- REQUIRED WORK
Work out how many lines of the material below mention the word "label"; reply with the number only.

- DATASET RECORDS
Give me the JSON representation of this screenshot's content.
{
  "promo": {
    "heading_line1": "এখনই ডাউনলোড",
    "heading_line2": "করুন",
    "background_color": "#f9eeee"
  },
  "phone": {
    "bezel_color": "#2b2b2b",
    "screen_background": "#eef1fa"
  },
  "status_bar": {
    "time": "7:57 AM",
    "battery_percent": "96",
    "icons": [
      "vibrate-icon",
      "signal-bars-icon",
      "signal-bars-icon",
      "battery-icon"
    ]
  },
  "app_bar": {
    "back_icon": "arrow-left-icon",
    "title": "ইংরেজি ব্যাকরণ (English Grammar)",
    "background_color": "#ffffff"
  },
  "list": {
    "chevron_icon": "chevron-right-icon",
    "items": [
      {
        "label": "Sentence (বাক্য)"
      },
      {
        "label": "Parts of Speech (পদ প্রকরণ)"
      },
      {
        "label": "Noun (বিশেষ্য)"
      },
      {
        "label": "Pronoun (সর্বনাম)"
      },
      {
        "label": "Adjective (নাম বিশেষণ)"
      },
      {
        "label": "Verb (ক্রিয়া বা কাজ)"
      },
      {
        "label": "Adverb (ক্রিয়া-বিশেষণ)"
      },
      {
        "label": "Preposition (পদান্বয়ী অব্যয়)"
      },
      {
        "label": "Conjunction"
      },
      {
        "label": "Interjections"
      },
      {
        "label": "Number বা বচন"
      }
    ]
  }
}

- FINAL ANSWER
11